### INSTRUCTIONS TO FOLLOW
Each line below is to be written out in full, exactly as shown.

### SUPPLIED ENTRIES
______

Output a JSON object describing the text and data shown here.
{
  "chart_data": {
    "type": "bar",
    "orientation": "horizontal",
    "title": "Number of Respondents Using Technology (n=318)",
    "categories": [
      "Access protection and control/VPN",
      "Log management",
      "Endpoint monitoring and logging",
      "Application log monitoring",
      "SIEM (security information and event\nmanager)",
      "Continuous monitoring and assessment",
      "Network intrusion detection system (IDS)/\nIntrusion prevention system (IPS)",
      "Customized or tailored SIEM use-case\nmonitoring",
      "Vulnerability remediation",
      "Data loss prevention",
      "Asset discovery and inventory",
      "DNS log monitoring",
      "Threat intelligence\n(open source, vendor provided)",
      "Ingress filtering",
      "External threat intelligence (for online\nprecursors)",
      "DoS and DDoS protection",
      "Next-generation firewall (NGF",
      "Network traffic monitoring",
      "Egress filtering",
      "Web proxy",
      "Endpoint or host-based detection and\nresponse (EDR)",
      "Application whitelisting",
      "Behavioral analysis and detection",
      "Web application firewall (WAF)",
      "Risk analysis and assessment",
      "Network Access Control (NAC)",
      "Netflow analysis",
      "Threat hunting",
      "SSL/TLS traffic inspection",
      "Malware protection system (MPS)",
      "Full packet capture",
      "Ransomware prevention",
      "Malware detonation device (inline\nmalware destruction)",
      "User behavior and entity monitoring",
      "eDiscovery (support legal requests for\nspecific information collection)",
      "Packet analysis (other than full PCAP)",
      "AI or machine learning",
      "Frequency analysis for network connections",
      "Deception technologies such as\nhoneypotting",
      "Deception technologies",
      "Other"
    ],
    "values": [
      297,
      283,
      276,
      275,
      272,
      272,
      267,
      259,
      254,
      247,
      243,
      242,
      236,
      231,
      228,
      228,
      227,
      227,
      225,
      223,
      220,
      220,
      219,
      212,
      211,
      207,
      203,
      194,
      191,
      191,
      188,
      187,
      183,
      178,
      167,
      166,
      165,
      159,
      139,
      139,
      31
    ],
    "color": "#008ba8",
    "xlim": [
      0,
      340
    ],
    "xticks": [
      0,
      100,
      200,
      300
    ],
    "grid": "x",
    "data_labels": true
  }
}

______

### ANSWER TO THIS EXERCISE
Output a JSON object describing the text and data shown here.
{
  "chart_data": {
    "type": "bar",
    "orientation": "horizontal",
    "title": "Number of Respondents Using Technology (n=318)",
    "categories": [
      "Access protection and control/VPN",
      "Log management",
      "Endpoint monitoring and logging",
      "Application log monitoring",
      "SIEM (security information and event\nmanager)",
      "Continuous monitoring and assessment",
      "Network intrusion detection system (IDS)/\nIntrusion prevention system (IPS)",
      "Customized or tailored SIEM use-case\nmonitoring",
      "Vulnerability remediation",
      "Data loss prevention",
      "Asset discovery and inventory",
      "DNS log monitoring",
      "Threat intelligence\n(open source, vendor provided)",
      "Ingress filtering",
      "External threat intelligence (for online\nprecursors)",
      "DoS and DDoS protection",
      "Next-generation firewall (NGF",
      "Network traffic monitoring",
      "Egress filtering",
      "Web proxy",
      "Endpoint or host-based detection and\nresponse (EDR)",
      "Application whitelisting",
      "Behavioral analysis and detection",
      "Web application firewall (WAF)",
      "Risk analysis and assessment",
      "Network Access Control (NAC)",
      "Netflow analysis",
      "Threat hunting",
      "SSL/TLS traffic inspection",
      "Malware protection system (MPS)",
      "Full packet capture",
      "Ransomware prevention",
      "Malware detonation device (inline\nmalware destruction)",
      "User behavior and entity monitoring",
      "eDiscovery (support legal requests for\nspecific information collection)",
      "Packet analysis (other than full PCAP)",
      "AI or machine learning",
      "Frequency analysis for network connections",
      "Deception technologies such as\nhoneypotting",
      "Deception technologies",
      "Other"
    ],
    "values": [
      297,
      283,
      276,
      275,
      272,
      272,
      267,
      259,
      254,
      247,
      243,
      242,
      236,
      231,
      228,
      228,
      227,
      227,
      225,
      223,
      220,
      220,
      219,
      212,
      211,
      207,
      203,
      194,
      191,
      191,
      188,
      187,
      183,
      178,
      167,
      166,
      165,
      159,
      139,
      139,
      31
    ],
    "color": "#008ba8",
    "xlim": [
      0,
      340
    ],
    "xticks": [
      0,
      100,
      200,
      300
    ],
    "grid": "x",
    "data_labels": true
  }
}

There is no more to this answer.